● **Problem statement**:
Copy all the entries word for word, but omit the pictures.
— begin —
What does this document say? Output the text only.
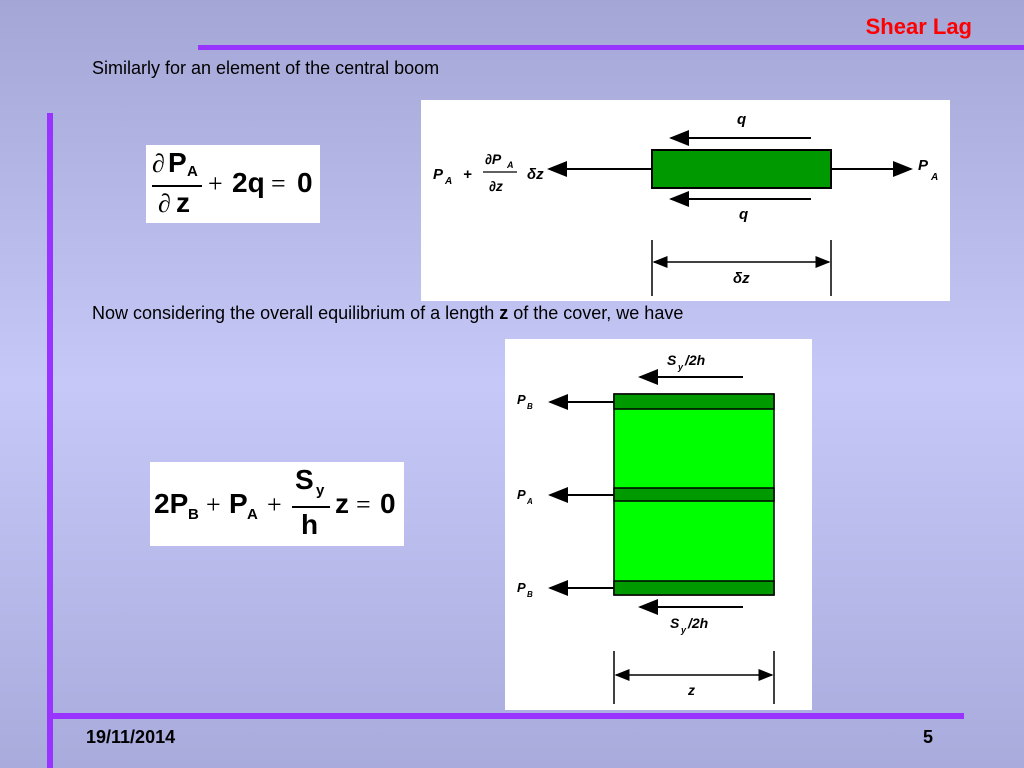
Shear Lag
Similarly for an element of the central boom
Now considering the overall equilibrium of a length z of the cover, we have
∂ P A
∂ z
+ 2q = 0
2P B + P A +
S y
h
z = 0
q
q
P A +
∂P A
∂z
δz
P
A
δz
S y /2h
P B
P A
P B
S y /2h
z
19/11/2014	5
— end —
● **Reply**:
What does this document say? Output the text only.
Shear Lag
Similarly for an element of the central boom
Now considering the overall equilibrium of a length z of the cover, we have
∂ P A
∂ z
+ 2q = 0
2P B + P A +
S y
h
z = 0
q
q
P A +
∂P A
∂z
δz
P
A
δz
S y /2h
P B
P A
P B
S y /2h
z
19/11/2014	5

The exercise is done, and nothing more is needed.